* WHAT YOU NEED TO DO
1 - Rewrite the stretch from "Actually the problem" through "the semaphore version..." of the anira semaphore bug thread, putting "build directory" in place of "executable folder".
2 - Extend the anira semaphore bug thread past its last comment.

+++ QUOTED PASSAGE +++

Curiously there doesn't seem to be any problem with the nn-inference-template plugin (which comes with anira 0.1.0 if I'm correct). I didn't have the time to investigate further. Will keep you updated if I find the source of the problem.

faressc commented 1 month ago

Hi there, Thanks for checking - I am very curious to find out more! You might also try updating the anira version of the nn-inference-template and see if that causes the same crashes. Anyway, thanks for your debugging already. Unfortunately, I cannot help with debugging since I do not have a Windows system.

mchagneux commented 1 month ago

The problems seems to be directly related to the semaphore. I pulled the latest version of the anira submodule in nn-inference-template, and the problem was still there, unless I set ANIRA_WTH_SEMAPHORE to OFF. In this latter case the CPU usage is very reasonable (sub 20%).

faressc commented 1 month ago

Do I understand it correctly, that the version anira v0.1.0 does not have the problem (in both nn-inference-template and buildt-in juce-plugin-example)?

mchagneux commented 1 month ago

Yes, from what I've seen:

mchagneux commented 1 month ago

I didn't test 0.1.0 with juce-plugin-example, only in nn-inference-template.

mchagneux commented 1 month ago

Actually the problem appears / disappears simply by swapping the anira.dll file from the different versions in the executable folder.

faressc commented 1 month ago

Ok, thank you! We will investigate this further in the next days and let you know when we think to have found a fix. In the meantime it might be best for you to use anira v0.1.2 with the ANIRA_WITH_SEMAPHORE set to OFF. Just for the record, anira v0.1.0 uses semaphores by default - so it must be the implementation of the option without semaphores that caused the bug in the semaphore version...

vackva commented 1 month ago

I just confirmed the issue reported by @mchagneux with the MSVC compiler and generator. I traced the bug to commit 30abde5.

+++ MATERIAL SUPPLIED +++

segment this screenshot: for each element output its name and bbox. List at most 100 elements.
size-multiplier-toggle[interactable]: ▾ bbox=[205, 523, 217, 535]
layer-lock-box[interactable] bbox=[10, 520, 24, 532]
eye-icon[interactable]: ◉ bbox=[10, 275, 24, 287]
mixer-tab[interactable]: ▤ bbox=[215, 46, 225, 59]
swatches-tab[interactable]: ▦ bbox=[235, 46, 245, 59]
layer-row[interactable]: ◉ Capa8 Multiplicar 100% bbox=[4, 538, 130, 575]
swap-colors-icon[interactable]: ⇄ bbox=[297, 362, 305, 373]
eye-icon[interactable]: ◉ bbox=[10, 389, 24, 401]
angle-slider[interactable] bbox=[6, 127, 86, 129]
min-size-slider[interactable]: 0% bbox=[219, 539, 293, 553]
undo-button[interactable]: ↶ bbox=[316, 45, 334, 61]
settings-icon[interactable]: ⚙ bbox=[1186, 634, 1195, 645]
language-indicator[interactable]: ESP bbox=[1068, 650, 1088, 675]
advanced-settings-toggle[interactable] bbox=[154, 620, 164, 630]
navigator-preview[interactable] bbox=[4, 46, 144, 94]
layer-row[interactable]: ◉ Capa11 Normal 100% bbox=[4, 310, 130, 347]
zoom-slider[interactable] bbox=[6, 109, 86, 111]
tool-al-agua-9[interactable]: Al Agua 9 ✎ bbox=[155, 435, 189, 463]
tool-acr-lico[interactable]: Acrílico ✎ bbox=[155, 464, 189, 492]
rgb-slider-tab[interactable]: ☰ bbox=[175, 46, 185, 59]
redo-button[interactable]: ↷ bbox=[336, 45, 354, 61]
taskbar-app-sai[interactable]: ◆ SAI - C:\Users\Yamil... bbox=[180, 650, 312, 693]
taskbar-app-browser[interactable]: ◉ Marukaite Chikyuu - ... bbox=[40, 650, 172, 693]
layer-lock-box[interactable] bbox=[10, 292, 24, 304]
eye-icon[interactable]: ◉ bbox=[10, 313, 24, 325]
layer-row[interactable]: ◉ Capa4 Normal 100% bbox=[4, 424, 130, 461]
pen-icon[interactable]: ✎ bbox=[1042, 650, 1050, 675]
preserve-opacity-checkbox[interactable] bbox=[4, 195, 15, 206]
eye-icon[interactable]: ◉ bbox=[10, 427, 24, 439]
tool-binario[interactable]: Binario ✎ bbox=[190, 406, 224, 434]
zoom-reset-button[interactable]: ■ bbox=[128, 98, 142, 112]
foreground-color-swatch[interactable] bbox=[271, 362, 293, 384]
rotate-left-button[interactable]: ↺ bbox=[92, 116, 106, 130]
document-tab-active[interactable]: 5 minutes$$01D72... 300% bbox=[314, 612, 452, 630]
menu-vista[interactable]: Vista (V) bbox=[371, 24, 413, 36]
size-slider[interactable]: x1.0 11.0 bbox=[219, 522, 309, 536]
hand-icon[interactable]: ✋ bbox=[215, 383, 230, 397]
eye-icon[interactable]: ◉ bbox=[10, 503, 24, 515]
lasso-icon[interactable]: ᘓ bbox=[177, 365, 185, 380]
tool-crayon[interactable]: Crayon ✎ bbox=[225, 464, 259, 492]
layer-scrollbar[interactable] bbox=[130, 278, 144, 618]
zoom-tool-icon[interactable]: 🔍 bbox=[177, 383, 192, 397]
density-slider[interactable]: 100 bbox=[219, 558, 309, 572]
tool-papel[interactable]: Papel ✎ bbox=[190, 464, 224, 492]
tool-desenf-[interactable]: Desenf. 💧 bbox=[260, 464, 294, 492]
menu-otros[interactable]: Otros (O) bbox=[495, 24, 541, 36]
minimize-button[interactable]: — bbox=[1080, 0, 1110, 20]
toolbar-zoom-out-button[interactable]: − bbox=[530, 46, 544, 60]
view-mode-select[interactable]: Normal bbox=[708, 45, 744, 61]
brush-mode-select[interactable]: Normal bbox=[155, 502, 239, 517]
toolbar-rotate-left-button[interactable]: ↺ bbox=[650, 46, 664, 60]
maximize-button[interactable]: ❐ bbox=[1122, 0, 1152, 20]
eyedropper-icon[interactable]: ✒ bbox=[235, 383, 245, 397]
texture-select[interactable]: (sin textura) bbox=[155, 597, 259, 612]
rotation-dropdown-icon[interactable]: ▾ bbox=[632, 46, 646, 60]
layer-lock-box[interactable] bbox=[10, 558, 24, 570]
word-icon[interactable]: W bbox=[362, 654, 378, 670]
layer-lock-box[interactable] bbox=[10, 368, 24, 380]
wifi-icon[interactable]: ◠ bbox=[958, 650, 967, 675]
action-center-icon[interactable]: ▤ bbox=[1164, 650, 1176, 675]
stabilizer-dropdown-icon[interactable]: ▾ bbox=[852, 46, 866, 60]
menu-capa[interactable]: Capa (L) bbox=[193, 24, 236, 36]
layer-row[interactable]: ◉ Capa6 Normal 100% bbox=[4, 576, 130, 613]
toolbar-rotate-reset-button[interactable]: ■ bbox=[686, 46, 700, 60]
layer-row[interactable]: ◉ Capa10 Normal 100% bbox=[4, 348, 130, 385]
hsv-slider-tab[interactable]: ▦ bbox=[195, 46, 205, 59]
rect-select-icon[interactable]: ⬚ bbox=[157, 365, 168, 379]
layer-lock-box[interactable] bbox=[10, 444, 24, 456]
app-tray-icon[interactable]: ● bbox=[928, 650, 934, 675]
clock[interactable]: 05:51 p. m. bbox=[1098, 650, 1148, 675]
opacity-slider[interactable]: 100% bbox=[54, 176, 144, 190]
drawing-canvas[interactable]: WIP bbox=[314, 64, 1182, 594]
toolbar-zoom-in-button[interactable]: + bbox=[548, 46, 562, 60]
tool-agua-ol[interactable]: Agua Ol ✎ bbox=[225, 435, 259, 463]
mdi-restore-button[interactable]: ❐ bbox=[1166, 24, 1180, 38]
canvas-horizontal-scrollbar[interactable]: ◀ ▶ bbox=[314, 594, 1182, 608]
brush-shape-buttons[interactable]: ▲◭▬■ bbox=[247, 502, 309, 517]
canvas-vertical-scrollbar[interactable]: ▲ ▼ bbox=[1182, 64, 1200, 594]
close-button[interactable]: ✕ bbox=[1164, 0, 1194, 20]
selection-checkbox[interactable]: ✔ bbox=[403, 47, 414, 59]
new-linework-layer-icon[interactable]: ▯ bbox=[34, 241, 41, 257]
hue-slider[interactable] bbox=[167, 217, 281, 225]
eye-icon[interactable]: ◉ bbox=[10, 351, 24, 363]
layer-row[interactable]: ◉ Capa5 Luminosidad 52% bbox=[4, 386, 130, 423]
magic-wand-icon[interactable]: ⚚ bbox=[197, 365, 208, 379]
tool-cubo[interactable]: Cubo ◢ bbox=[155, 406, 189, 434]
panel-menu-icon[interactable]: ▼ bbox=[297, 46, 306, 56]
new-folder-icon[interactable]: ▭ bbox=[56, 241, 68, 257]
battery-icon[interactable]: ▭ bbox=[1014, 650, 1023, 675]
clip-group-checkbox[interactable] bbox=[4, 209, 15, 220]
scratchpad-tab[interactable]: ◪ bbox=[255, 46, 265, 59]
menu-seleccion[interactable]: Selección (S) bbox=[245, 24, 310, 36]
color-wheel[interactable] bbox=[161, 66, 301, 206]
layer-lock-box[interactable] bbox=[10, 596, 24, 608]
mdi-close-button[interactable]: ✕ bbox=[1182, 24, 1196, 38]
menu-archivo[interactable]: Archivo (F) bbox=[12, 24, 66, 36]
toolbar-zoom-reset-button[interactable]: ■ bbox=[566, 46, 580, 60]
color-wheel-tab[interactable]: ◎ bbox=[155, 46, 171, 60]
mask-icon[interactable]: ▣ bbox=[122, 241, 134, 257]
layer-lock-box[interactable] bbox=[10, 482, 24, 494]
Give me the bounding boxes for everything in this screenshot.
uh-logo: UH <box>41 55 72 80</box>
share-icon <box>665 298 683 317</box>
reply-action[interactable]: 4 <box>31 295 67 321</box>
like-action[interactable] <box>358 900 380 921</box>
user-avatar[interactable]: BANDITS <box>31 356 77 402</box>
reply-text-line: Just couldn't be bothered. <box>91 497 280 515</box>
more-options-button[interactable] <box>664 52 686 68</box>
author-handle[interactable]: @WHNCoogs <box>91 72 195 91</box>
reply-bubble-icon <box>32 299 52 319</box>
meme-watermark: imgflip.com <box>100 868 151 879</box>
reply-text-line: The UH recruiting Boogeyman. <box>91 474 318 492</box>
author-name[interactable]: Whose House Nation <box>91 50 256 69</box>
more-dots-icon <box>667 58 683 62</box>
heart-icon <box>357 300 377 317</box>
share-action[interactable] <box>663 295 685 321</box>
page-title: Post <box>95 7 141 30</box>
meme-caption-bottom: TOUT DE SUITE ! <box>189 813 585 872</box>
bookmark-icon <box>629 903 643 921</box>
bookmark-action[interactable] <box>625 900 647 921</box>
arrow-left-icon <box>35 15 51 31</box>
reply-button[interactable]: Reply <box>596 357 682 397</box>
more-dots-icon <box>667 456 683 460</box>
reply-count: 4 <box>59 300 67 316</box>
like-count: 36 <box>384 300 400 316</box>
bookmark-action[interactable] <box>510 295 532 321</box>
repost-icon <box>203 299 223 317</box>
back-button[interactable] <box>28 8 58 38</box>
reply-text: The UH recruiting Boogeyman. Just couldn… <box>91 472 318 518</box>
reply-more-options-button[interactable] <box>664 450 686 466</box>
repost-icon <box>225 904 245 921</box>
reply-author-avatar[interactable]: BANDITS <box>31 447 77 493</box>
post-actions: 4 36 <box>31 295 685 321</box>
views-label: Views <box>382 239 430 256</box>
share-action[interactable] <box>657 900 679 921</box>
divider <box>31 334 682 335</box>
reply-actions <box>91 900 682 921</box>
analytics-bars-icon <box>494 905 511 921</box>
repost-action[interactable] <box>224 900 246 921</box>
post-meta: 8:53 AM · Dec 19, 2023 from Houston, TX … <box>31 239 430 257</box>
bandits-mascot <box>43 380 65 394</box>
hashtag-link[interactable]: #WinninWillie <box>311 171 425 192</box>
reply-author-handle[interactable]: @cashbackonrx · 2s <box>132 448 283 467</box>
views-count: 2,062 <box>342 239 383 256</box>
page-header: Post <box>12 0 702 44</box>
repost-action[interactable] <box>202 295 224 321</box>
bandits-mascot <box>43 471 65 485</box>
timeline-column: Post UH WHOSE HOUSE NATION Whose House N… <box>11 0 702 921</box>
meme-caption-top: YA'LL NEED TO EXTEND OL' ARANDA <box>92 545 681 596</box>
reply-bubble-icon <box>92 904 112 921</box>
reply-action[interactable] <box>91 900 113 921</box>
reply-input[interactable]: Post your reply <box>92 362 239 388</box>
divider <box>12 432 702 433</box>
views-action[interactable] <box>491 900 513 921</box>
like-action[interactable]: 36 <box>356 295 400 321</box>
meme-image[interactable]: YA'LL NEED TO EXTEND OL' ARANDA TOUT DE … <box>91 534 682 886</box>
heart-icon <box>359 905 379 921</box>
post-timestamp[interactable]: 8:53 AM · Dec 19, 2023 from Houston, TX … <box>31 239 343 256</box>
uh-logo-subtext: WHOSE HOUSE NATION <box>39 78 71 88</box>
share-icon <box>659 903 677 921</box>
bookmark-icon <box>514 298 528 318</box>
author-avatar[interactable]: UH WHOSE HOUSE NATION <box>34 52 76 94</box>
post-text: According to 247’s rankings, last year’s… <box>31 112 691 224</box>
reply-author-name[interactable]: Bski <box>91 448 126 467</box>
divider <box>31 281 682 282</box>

+++

* TASK-BY-TASK RESULTS
1 -
Actually the problem appears / disappears simply by swapping the anira.dll file from the different versions in the build directory.

faressc commented 1 month ago

Ok, thank you! We will investigate this further in the next days and let you know when we think to have found a fix. In the meantime it might be best for you to use anira v0.1.2 with the ANIRA_WITH_SEMAPHORE set to OFF. Just for the record, anira v0.1.0 uses semaphores by default - so it must be the implementation of the option without semaphores that caused the bug in the semaphore version...

2 -
vackva commented 1 month ago

I resolved the issue by reverting timeForExit to the original value of 1 millisecond in InferenceThread.cpp:

void InferenceThread::run() {
    // std::chrono::microseconds timeForExit(500); // new value since 0.1.1
    std::chrono::milliseconds timeForExit(1); // value used until 0.1.0
    ...
}

It appears that using std::chrono::microseconds is causing issues when multiple threads are active. However, when limiting the number of threads to 5 (out of 24 available), std::chrono::microseconds worked without issues.

mchagneux commented 1 month ago

Great, thanks! Will check this out once it's merged into main.

faressc commented 1 month ago

Hi Mathis, We have updated our entire thread synchronization and scheduling architecture with several improvements. Although we only have a timeForExit of 50 microseconds now, everything should run much smoother now. It would be great if you could test this again. We have backported the changes to tag v0.1.2, so you can either try the juce-example-plugin with this tag or the latest main. The nn-inference-template will be updated soon. Thanks for reporting the issue and testing - this was truly helpful! Cheers!

faressc commented 1 month ago

The nn-inference-template has now been updated as well. So I consider this issue solved. Feel free to reopen if you still encounter problems.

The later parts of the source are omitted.